# What you will do
Lines containing the word "Responses" are to be located and copied.

# Records for the task
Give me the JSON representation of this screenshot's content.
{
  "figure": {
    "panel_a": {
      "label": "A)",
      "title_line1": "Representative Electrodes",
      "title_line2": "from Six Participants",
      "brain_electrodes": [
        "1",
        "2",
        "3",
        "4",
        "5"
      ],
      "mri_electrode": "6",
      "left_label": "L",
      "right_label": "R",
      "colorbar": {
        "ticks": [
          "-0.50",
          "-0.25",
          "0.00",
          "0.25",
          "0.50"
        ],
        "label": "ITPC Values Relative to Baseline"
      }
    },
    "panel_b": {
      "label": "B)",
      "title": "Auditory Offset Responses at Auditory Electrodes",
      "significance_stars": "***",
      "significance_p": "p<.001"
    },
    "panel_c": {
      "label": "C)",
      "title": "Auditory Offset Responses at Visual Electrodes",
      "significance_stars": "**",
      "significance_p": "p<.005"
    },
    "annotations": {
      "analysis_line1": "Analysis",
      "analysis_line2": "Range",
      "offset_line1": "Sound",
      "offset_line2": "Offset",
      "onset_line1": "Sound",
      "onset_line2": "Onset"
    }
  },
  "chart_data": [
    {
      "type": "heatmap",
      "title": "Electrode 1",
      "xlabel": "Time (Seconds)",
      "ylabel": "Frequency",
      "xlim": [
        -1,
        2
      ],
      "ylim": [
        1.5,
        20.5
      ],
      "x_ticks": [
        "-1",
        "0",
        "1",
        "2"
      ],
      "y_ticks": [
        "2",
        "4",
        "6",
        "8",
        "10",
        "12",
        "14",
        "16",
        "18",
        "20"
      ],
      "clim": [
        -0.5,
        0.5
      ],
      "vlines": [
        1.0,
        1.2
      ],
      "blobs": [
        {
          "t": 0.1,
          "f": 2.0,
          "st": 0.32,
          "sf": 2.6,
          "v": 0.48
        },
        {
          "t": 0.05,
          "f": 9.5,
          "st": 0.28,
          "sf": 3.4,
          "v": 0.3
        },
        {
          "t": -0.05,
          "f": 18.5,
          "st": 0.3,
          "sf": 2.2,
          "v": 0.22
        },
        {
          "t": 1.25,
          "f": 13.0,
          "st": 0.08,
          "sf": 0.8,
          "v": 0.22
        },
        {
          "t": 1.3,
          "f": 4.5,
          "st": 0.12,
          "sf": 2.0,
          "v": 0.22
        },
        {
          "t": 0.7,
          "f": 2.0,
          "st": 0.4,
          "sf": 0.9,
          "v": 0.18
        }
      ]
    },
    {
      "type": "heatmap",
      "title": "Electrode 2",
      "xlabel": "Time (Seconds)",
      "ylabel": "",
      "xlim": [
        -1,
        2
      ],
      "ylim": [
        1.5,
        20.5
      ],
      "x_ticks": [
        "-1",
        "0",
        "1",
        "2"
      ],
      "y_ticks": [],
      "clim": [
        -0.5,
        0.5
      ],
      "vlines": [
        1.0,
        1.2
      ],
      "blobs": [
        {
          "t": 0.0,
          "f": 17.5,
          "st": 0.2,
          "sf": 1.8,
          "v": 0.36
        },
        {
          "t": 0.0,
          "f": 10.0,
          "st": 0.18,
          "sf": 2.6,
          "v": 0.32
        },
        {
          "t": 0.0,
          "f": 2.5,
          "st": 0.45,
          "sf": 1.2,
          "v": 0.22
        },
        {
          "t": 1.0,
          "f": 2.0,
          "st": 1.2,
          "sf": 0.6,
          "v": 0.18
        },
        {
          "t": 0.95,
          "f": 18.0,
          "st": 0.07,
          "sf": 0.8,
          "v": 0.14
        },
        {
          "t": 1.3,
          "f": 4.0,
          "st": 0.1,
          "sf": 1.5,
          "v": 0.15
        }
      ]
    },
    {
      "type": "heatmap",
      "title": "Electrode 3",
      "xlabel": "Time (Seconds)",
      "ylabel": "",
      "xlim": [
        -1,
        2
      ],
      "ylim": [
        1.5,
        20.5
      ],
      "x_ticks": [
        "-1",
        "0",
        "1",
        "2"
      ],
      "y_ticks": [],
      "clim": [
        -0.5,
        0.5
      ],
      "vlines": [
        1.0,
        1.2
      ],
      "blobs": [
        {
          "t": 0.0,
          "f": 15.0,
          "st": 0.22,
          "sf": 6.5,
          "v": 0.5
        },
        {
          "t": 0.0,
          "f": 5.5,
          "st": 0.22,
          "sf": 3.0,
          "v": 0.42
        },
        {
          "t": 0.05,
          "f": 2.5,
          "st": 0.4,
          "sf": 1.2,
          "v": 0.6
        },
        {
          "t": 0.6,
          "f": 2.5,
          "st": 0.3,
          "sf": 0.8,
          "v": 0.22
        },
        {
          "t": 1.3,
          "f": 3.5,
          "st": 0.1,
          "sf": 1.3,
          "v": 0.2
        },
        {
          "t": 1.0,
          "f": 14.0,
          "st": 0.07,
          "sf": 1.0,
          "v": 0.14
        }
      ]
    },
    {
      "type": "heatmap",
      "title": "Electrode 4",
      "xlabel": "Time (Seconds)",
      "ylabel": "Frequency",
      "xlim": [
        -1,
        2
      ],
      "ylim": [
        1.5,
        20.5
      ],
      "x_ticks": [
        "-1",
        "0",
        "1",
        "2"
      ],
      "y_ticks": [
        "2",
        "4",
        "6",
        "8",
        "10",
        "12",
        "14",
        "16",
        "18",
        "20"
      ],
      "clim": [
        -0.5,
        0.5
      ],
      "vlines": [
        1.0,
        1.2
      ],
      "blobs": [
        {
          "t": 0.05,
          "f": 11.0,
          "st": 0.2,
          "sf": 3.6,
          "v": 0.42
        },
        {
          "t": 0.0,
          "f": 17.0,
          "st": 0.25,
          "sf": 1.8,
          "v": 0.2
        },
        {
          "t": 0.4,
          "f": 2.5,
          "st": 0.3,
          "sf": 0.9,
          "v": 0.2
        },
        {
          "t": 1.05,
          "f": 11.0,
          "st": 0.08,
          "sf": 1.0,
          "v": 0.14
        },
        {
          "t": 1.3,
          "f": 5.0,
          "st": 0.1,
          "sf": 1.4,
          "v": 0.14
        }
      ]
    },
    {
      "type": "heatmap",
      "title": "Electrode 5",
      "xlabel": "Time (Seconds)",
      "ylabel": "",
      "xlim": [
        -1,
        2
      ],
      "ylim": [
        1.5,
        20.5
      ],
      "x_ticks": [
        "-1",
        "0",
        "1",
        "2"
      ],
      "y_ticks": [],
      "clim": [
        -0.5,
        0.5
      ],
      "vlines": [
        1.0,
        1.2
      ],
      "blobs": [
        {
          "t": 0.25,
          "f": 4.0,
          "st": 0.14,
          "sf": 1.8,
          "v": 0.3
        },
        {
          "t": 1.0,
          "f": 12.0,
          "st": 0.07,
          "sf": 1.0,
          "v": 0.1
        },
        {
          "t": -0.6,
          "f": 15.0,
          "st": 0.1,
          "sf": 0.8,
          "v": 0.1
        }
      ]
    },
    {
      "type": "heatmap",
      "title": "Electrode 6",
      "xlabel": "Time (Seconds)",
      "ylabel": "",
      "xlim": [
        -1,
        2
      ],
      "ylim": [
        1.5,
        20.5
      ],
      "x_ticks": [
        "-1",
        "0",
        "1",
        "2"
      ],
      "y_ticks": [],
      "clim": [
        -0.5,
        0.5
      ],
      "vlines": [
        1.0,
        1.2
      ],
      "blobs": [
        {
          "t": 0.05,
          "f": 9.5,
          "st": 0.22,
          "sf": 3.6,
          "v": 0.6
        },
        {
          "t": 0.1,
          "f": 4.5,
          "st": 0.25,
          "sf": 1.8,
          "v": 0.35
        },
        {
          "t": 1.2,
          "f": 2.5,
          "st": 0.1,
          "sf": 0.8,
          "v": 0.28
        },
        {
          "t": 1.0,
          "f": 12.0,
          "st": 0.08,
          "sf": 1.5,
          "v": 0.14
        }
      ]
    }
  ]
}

# Completed task
      "title": "Auditory Offset Responses at Auditory Electrodes",
      "title": "Auditory Offset Responses at Visual Electrodes",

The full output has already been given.